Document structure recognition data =
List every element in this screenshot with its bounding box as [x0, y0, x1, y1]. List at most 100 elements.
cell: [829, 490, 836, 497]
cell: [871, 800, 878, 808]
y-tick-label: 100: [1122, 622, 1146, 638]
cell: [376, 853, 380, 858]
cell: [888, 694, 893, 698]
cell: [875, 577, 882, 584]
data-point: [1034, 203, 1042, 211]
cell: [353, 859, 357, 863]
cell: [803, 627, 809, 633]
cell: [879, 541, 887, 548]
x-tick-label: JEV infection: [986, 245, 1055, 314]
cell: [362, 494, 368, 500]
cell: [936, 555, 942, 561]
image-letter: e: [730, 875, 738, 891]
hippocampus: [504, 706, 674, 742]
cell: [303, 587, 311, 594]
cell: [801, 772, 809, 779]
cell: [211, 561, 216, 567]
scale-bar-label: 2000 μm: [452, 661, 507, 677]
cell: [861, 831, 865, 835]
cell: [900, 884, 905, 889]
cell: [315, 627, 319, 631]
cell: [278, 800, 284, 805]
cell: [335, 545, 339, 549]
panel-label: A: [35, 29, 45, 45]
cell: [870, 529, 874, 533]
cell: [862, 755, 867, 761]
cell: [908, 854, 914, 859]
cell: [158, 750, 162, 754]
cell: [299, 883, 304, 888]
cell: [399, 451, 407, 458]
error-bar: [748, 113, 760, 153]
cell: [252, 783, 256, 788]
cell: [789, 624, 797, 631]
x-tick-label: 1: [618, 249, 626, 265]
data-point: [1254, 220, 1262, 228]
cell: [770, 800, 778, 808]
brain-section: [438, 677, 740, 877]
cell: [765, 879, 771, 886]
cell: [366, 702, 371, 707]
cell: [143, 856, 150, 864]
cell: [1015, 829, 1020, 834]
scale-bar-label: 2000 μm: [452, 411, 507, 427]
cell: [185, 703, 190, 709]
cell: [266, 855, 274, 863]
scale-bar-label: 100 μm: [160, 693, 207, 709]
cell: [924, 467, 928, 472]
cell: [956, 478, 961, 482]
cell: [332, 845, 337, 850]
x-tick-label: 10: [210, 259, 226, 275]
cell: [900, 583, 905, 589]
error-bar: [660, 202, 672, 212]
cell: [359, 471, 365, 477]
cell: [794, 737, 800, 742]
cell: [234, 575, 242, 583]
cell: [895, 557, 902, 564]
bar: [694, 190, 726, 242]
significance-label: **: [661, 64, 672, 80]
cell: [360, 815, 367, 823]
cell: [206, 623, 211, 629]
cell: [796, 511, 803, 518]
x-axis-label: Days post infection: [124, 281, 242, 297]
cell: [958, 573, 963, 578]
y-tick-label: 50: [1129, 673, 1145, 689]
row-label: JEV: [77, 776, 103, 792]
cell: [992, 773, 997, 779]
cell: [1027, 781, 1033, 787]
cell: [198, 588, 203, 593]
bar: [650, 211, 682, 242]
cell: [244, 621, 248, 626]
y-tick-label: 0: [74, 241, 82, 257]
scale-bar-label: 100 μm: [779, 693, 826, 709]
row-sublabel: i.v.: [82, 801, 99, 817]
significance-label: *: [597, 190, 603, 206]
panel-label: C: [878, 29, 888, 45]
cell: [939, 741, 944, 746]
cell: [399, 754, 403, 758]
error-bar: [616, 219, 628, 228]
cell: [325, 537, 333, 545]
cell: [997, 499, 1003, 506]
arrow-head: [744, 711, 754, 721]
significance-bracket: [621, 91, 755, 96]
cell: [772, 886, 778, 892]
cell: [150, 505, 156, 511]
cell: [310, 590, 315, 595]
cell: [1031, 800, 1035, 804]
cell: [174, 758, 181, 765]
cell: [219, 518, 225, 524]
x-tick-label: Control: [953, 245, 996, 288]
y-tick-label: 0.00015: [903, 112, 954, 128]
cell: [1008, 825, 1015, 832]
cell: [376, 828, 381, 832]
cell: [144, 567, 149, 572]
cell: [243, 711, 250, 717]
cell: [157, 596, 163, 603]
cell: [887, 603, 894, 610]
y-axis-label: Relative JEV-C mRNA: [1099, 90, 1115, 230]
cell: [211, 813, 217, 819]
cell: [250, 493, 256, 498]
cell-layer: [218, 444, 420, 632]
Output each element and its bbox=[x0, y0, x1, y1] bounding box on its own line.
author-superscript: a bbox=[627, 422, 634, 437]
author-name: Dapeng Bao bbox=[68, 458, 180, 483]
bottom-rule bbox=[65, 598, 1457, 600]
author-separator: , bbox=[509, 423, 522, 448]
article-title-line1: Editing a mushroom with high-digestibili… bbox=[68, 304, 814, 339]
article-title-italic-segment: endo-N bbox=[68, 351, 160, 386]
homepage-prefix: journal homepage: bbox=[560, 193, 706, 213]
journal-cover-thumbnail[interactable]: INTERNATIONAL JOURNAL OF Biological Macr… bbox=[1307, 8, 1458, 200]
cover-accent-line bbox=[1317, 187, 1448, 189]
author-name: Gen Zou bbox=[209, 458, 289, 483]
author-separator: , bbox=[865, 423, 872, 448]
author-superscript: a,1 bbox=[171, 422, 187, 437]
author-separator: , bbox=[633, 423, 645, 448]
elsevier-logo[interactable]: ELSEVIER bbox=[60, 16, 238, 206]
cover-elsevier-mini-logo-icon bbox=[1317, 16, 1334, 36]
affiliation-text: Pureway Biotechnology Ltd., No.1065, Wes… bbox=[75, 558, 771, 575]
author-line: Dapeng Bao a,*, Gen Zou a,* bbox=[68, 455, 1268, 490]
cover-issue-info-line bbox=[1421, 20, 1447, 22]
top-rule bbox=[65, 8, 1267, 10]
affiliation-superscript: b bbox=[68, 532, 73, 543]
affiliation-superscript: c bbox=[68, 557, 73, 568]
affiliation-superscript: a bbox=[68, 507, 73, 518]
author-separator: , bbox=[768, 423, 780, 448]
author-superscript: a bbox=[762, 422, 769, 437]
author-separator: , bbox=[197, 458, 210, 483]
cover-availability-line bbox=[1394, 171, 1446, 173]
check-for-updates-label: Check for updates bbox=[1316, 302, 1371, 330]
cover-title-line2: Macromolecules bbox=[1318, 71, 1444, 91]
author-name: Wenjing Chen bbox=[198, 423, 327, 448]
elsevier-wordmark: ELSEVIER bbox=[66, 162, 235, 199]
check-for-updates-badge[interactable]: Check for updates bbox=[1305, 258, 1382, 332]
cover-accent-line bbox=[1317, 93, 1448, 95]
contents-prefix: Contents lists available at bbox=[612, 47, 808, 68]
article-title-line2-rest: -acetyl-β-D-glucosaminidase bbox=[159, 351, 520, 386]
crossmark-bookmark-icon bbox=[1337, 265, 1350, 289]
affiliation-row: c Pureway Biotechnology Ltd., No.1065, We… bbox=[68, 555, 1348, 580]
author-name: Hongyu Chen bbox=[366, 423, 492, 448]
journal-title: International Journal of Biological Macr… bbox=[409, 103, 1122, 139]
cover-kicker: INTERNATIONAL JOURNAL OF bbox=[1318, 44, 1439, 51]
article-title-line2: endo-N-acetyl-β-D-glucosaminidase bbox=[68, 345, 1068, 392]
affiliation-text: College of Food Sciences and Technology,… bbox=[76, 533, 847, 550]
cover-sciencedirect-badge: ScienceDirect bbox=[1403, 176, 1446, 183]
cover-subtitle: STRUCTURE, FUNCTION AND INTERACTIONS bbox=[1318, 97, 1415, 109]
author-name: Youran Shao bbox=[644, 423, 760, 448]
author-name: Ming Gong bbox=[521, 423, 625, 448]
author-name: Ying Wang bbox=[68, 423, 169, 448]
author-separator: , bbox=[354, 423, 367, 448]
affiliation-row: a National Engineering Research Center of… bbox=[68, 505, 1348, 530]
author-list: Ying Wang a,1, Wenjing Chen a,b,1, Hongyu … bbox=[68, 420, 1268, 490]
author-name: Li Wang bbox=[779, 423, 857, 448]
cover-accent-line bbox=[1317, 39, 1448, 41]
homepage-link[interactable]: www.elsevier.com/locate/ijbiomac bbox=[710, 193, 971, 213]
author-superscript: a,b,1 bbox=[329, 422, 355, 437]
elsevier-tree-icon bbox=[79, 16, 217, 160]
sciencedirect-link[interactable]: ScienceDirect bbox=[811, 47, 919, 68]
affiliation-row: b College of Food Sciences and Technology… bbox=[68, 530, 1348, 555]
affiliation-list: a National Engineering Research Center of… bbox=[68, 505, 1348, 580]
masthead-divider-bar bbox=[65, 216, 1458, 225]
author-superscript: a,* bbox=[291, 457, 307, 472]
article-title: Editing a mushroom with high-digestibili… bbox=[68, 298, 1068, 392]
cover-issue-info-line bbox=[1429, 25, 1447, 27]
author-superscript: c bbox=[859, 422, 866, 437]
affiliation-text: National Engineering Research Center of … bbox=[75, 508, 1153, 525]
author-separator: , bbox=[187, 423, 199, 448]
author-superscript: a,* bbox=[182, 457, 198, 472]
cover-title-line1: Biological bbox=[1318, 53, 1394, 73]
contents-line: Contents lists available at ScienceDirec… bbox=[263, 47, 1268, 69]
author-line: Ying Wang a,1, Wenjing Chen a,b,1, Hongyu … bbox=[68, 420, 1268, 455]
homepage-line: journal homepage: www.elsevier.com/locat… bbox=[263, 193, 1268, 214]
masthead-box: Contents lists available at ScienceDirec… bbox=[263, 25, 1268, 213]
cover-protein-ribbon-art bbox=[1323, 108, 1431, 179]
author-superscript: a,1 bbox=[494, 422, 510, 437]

What you have to do = Copy each line of the data that includes the word "element".

Answer below =
List every element in this screenshot with its bounding box as [x0, y0, x1, y1]. List at most 100 elements.
Output each element and its bbox=[x0, y0, x1, y1] bounding box on its own line.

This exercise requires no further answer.